— begin GIVEN DATA —

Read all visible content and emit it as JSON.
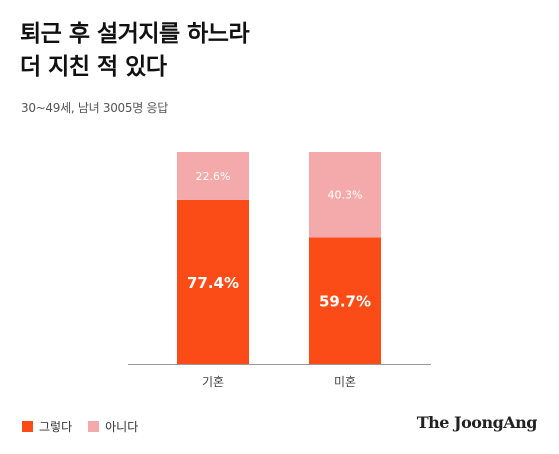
{
  "title_line1": "퇴근 후 설거지를 하느라",
  "title_line2": "더 지친 적 있다",
  "subtitle": "30~49세, 남녀 3005명 응답",
  "logo_text": "The JoongAng",
  "colors": {
    "yes": "#FB4C17",
    "no": "#F4AAAA"
  },
  "chart_data": {
    "type": "bar",
    "stacked": true,
    "categories": [
      "기혼",
      "미혼"
    ],
    "series": [
      {
        "name": "그렇다",
        "values": [
          77.4,
          59.7
        ],
        "labels": [
          "77.4%",
          "59.7%"
        ]
      },
      {
        "name": "아니다",
        "values": [
          22.6,
          40.3
        ],
        "labels": [
          "22.6%",
          "40.3%"
        ]
      }
    ],
    "title": "퇴근 후 설거지를 하느라 더 지친 적 있다",
    "xlabel": "",
    "ylabel": "",
    "ylim": [
      0,
      100
    ],
    "grid": false,
    "legend": "bottom-left"
  }
}
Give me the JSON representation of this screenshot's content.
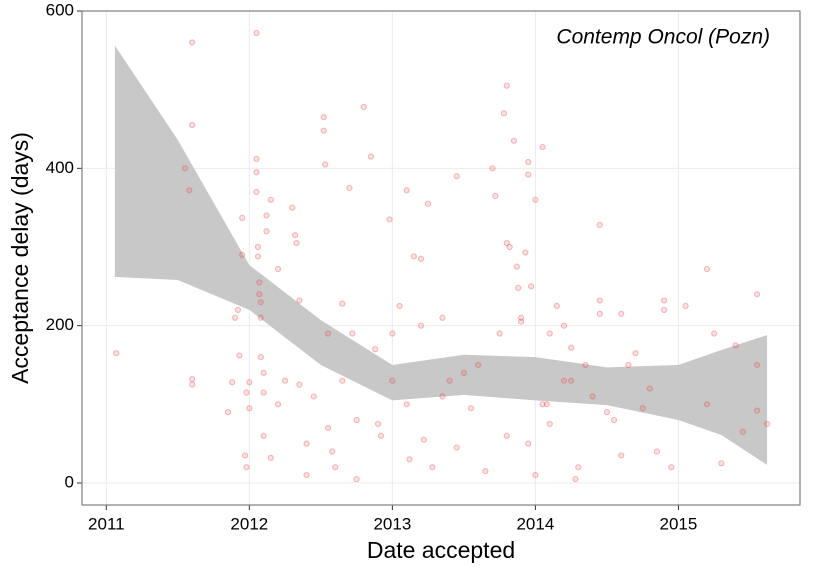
{
  "chart_data": {
    "type": "scatter",
    "annotation": "Contemp Oncol (Pozn)",
    "x_label": "Date accepted",
    "y_label": "Acceptance delay (days)",
    "xlim": [
      2010.83,
      2015.85
    ],
    "xticks": [
      2011,
      2012,
      2013,
      2014,
      2015
    ],
    "ylim": [
      -28,
      600
    ],
    "yticks": [
      0,
      200,
      400,
      600
    ],
    "grid": true,
    "point_color": "#e8383a",
    "band_color": "#c8c8c8",
    "x": [
      2011.07,
      2011.55,
      2011.58,
      2011.6,
      2011.6,
      2011.6,
      2011.6,
      2011.85,
      2011.88,
      2011.9,
      2011.92,
      2011.93,
      2011.95,
      2011.95,
      2011.97,
      2011.98,
      2011.98,
      2012.0,
      2012.0,
      2012.05,
      2012.05,
      2012.05,
      2012.05,
      2012.06,
      2012.06,
      2012.07,
      2012.07,
      2012.08,
      2012.08,
      2012.08,
      2012.1,
      2012.1,
      2012.1,
      2012.12,
      2012.12,
      2012.15,
      2012.15,
      2012.2,
      2012.2,
      2012.25,
      2012.3,
      2012.32,
      2012.33,
      2012.35,
      2012.35,
      2012.4,
      2012.4,
      2012.45,
      2012.52,
      2012.52,
      2012.53,
      2012.55,
      2012.55,
      2012.58,
      2012.6,
      2012.65,
      2012.65,
      2012.7,
      2012.72,
      2012.75,
      2012.75,
      2012.8,
      2012.85,
      2012.88,
      2012.9,
      2012.92,
      2012.98,
      2013.0,
      2013.0,
      2013.05,
      2013.1,
      2013.1,
      2013.12,
      2013.15,
      2013.2,
      2013.2,
      2013.22,
      2013.25,
      2013.28,
      2013.35,
      2013.35,
      2013.4,
      2013.45,
      2013.45,
      2013.5,
      2013.55,
      2013.6,
      2013.65,
      2013.7,
      2013.72,
      2013.75,
      2013.8,
      2013.9,
      2013.9,
      2013.95,
      2014.0,
      2014.0,
      2014.05,
      2014.1,
      2014.2,
      2014.25,
      2013.8,
      2013.78,
      2013.85,
      2013.95,
      2013.95,
      2014.05,
      2013.8,
      2013.82,
      2013.87,
      2013.93,
      2013.88,
      2013.97,
      2014.08,
      2014.1,
      2014.15,
      2014.2,
      2014.25,
      2014.28,
      2014.3,
      2014.35,
      2014.4,
      2014.45,
      2014.45,
      2014.45,
      2014.5,
      2014.55,
      2014.6,
      2014.6,
      2014.65,
      2014.7,
      2014.75,
      2014.8,
      2014.85,
      2014.9,
      2014.9,
      2014.95,
      2015.05,
      2015.2,
      2015.2,
      2015.25,
      2015.3,
      2015.4,
      2015.45,
      2015.55,
      2015.55,
      2015.55,
      2015.62
    ],
    "values": [
      165,
      400,
      372,
      560,
      455,
      132,
      125,
      90,
      128,
      210,
      220,
      162,
      337,
      290,
      35,
      20,
      115,
      128,
      95,
      572,
      412,
      395,
      370,
      300,
      288,
      255,
      240,
      230,
      210,
      160,
      140,
      115,
      60,
      320,
      340,
      360,
      32,
      272,
      100,
      130,
      350,
      315,
      305,
      232,
      125,
      10,
      50,
      110,
      465,
      448,
      405,
      190,
      70,
      40,
      20,
      228,
      130,
      375,
      190,
      5,
      80,
      478,
      415,
      170,
      75,
      60,
      335,
      190,
      130,
      225,
      372,
      100,
      30,
      288,
      285,
      200,
      55,
      355,
      20,
      210,
      110,
      130,
      390,
      45,
      140,
      95,
      150,
      15,
      400,
      365,
      190,
      60,
      205,
      210,
      50,
      360,
      10,
      100,
      75,
      200,
      130,
      505,
      470,
      435,
      408,
      392,
      427,
      305,
      300,
      275,
      293,
      248,
      250,
      100,
      190,
      225,
      130,
      172,
      5,
      20,
      150,
      110,
      328,
      232,
      215,
      90,
      80,
      215,
      35,
      150,
      165,
      95,
      120,
      40,
      232,
      220,
      20,
      225,
      272,
      100,
      190,
      25,
      175,
      65,
      240,
      150,
      92,
      75
    ],
    "band": {
      "x": [
        2011.06,
        2011.5,
        2012.0,
        2012.5,
        2013.0,
        2013.5,
        2014.0,
        2014.5,
        2015.0,
        2015.3,
        2015.62
      ],
      "upper": [
        556,
        436,
        277,
        207,
        150,
        163,
        160,
        147,
        150,
        169,
        188
      ],
      "lower": [
        262,
        258,
        220,
        150,
        105,
        112,
        105,
        99,
        80,
        61,
        23
      ]
    }
  }
}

— end GIVEN DATA —

Look over the listing above. Pick out and copy every line that includes "content".

Read all visible content and emit it as JSON.
Give me the JSON representation of this screenshot's content.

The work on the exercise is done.